══ Reading text ══

Muddling through is the silence you need to make recognizing the moment possible.
At least, I hope so. I learned this the hard way.
I spent a few years building startups in partnership with corporations. They helped test ideas, invested, and became early customers. We launched thirty companies, but feedback cycles are long and the model bets on the power law[12]. No company had become a home run, and the model was still unproven when I had to move on. "It's still early" is a hard sentence to build career credibility on.[13]
Last fall, it was ten minutes after the call started, and it was clear it had ended. The former energy secretary said he had to prep for another meeting. I was wasting his time, and he was right.[14]
He had taken the call as a favor, and had enough context on my interest in nuclear power – a sector in the middle of a renaissance – to take the call. He was not unkind about any of this. I received what I believe to be a sincere invitation to get back in touch when I had more progress. I left feeling like a college kid at a career fair.
That afternoon at the park with Teddy, joyful chaos of kids and parents everywhere, all I could do was offer a thousand yard stare into the distance sick to my stomach. I had been working for over ten years, with daily stresses and ups and downs, and it was still a round trip back to the career fair. Had I wasted a decade?[15]
That call was the most painful moment, but it elucidated a pattern. Earn a warm introduction. Prepare notes, an agenda, ideas. Have a (usually!) energizing conversation. Follow up. And watch the momentum, very politely, drift into the sunset.

═══
══ Supplied information ══

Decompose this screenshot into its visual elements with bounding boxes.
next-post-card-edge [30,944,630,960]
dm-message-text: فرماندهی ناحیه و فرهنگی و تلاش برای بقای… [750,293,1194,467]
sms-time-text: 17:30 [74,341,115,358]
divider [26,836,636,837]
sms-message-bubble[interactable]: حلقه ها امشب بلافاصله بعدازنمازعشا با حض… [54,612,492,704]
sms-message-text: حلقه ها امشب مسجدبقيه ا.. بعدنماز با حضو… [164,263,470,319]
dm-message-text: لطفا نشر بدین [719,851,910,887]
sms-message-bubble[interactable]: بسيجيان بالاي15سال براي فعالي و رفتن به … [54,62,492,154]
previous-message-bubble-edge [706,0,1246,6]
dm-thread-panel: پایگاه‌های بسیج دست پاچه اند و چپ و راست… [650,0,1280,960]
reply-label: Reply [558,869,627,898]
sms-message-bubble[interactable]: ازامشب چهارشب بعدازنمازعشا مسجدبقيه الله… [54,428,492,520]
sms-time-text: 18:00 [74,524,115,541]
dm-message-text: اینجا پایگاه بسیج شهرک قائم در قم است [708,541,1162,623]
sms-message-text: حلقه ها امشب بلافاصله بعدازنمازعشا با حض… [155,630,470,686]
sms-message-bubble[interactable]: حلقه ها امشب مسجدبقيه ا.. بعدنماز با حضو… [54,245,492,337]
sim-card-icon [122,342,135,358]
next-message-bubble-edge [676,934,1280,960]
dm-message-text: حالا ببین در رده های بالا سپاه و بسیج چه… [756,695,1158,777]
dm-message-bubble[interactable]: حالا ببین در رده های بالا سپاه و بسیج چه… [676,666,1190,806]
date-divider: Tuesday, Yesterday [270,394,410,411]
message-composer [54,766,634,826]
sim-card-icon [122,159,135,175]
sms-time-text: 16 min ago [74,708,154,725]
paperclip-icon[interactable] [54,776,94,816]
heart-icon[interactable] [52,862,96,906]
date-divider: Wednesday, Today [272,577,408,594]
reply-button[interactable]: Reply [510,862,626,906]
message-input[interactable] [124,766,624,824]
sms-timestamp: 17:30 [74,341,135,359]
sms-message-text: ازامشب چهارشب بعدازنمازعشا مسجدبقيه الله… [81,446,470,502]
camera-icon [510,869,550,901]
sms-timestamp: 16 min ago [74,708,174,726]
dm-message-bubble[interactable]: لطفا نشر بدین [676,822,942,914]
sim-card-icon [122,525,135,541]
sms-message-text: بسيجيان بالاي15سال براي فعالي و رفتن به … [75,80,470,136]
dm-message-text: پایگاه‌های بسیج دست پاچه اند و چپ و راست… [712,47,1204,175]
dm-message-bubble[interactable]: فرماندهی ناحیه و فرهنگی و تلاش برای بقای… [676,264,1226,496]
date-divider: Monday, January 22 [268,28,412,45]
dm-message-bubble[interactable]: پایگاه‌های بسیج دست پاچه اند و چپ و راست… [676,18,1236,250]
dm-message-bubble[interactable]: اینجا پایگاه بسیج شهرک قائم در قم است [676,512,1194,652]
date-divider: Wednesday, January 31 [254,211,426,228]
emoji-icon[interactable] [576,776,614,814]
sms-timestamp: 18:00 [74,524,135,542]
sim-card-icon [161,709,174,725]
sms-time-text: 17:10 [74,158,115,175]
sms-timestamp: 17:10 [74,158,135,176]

═══

To-do list:
• A. List every footnote reference number that appears in the essay.
• B. Echo the part of the essay that opens with the words containing "That afternoon at" and closes with "into the sunset.".
The entries have no connection to the essay.

Exercise answers:
• A. 12, 13, 14, 15

• B.
That afternoon at the park with Teddy, joyful chaos of kids and parents everywhere, all I could do was offer a thousand yard stare into the distance sick to my stomach. I had been working for over ten years, with daily stresses and ups and downs, and it was still a round trip back to the career fair. Had I wasted a decade?[15]
That call was the most painful moment, but it elucidated a pattern. Earn a warm introduction. Prepare notes, an agenda, ideas. Have a (usually!) energizing conversation. Follow up. And watch the momentum, very politely, drift into the sunset.